[Records from a dataset]
_____

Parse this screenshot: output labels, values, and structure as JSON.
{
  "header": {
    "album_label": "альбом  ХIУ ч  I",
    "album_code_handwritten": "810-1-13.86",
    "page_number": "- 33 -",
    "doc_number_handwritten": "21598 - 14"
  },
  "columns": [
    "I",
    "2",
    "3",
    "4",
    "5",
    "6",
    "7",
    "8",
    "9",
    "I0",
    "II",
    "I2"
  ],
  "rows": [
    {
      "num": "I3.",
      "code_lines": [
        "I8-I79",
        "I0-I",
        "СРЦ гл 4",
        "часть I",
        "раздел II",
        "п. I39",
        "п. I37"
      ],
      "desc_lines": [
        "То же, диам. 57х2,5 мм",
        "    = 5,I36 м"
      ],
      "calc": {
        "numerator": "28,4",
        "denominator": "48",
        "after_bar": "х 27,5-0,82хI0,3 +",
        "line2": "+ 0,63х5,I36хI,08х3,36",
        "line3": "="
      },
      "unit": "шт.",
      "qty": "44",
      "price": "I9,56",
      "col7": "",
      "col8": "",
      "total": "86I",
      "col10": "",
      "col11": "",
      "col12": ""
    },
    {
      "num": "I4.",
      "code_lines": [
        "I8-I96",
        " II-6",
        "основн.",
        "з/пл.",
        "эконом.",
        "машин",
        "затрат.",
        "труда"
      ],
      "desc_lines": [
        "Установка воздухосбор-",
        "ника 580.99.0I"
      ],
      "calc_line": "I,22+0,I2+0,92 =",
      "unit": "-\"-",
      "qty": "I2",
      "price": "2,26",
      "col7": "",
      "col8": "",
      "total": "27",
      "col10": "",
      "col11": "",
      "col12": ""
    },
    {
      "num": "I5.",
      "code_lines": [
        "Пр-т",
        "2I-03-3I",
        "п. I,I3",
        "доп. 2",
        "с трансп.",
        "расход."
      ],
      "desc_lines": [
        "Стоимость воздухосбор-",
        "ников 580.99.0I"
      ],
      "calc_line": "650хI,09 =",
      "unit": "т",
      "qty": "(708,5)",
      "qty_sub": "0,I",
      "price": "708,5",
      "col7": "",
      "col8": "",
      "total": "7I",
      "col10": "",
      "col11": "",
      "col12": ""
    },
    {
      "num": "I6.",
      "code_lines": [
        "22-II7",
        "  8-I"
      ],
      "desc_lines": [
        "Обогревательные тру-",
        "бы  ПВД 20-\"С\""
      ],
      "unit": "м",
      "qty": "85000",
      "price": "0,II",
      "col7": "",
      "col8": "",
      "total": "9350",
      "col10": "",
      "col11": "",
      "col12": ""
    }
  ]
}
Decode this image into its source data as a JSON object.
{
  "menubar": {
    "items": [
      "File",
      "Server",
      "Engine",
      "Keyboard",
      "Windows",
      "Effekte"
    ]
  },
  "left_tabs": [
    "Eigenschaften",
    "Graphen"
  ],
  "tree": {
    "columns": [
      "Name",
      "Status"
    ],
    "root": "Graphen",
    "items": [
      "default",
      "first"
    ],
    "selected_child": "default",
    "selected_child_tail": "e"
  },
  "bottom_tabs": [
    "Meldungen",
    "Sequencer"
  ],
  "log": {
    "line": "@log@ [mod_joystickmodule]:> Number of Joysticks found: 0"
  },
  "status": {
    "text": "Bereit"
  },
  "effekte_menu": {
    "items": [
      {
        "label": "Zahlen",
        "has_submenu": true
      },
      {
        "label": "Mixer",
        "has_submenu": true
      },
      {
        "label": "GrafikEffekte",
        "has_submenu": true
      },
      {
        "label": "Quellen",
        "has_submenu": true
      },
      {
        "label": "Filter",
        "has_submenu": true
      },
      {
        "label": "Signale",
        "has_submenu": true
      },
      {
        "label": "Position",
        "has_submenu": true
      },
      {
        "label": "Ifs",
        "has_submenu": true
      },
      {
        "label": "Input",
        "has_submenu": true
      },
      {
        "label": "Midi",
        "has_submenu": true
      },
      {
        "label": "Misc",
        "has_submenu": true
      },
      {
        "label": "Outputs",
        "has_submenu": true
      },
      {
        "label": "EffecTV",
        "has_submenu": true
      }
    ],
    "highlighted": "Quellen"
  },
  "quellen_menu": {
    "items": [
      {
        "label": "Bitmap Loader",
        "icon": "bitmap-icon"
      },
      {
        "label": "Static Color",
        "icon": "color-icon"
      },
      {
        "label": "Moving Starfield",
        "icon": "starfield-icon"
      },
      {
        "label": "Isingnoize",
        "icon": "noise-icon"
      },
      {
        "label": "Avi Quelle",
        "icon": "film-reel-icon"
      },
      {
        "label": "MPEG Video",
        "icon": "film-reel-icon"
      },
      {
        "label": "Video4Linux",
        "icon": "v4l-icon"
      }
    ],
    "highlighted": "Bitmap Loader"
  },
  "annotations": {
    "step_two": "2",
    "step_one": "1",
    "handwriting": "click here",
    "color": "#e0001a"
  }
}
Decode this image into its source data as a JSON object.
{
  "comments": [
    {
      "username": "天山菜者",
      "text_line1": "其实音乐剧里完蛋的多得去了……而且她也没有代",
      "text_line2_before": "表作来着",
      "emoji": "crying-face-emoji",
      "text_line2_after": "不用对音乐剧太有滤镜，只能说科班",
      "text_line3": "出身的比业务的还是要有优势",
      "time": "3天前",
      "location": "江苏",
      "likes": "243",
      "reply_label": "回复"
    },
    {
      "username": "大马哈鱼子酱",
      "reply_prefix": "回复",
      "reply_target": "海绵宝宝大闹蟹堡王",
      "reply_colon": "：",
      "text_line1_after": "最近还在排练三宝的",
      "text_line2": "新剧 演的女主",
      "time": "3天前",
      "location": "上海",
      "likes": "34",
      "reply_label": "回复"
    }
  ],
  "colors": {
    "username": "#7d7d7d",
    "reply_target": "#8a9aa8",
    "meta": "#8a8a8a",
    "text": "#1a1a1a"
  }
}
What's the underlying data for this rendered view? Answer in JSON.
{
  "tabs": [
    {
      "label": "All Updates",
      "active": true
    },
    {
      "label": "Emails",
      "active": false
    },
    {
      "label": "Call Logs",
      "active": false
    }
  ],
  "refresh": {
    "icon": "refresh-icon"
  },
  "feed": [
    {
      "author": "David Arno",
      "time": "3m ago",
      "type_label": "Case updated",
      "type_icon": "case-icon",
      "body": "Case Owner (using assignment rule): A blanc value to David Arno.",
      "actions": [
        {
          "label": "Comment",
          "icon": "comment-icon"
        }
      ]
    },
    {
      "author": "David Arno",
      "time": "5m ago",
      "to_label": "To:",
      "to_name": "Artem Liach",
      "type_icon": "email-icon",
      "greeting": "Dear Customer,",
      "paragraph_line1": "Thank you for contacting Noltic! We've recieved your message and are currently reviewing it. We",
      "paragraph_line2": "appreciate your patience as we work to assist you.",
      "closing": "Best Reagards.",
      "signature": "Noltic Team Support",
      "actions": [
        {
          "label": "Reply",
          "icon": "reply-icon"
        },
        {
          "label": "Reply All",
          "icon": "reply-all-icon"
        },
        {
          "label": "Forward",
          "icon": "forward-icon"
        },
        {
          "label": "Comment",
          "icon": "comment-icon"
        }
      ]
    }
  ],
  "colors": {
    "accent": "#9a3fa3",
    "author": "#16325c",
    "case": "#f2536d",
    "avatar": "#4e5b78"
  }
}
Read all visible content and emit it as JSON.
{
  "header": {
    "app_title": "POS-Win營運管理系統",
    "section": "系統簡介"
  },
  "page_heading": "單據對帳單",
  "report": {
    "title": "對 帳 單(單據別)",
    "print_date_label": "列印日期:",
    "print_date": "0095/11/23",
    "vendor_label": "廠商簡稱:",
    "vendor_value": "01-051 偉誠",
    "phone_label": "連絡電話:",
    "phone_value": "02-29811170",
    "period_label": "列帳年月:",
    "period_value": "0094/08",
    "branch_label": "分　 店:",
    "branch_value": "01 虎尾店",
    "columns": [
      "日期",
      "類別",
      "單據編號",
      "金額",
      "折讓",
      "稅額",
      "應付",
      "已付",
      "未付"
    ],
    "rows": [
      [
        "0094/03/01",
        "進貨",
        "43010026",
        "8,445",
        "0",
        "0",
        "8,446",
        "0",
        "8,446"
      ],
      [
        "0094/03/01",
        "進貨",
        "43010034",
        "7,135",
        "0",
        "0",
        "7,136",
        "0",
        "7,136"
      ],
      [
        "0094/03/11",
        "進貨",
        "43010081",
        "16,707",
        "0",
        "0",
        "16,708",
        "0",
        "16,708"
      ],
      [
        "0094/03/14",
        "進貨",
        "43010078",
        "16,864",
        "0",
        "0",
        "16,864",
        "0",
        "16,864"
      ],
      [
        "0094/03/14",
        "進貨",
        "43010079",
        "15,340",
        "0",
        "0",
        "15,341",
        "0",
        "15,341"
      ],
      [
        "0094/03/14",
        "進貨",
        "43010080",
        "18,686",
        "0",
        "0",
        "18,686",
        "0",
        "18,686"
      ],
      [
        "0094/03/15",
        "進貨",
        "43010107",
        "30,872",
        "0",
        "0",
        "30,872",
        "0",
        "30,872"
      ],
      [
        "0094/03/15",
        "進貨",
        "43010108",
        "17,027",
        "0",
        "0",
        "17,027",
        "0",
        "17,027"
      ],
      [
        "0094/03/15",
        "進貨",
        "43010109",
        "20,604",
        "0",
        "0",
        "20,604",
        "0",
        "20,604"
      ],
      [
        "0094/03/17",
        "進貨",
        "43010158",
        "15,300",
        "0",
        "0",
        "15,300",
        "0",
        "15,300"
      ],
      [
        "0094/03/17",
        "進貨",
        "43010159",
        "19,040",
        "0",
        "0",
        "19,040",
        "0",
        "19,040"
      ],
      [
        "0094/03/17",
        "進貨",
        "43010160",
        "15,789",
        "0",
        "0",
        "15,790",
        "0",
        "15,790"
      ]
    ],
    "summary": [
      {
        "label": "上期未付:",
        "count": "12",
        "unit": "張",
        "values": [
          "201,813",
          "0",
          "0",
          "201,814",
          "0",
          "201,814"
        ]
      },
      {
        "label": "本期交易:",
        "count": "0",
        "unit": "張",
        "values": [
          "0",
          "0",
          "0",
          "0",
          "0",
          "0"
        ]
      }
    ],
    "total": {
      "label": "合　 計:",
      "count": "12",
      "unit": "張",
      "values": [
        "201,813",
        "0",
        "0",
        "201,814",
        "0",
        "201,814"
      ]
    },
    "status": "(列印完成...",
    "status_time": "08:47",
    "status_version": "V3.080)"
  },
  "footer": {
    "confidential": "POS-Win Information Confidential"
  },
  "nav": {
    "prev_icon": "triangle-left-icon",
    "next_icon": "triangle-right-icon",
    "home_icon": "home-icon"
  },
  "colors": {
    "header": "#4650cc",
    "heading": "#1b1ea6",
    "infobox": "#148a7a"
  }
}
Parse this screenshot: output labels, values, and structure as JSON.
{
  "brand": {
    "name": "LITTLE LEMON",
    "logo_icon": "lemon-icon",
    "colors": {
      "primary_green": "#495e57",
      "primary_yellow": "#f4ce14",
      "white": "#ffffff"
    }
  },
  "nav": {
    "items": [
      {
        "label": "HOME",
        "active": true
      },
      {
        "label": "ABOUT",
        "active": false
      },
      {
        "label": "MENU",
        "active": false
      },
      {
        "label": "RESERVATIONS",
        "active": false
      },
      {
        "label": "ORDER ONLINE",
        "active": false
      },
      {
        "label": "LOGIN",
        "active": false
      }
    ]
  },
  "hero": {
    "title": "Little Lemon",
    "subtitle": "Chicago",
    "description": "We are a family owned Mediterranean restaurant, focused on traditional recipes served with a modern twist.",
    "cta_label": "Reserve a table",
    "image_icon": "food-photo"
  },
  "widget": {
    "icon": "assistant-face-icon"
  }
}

_____

Exercise directions: Copy, from the material, each line that holds the string "face".

Exercise answer:
      "emoji": "crying-face-emoji",
    "icon": "assistant-face-icon"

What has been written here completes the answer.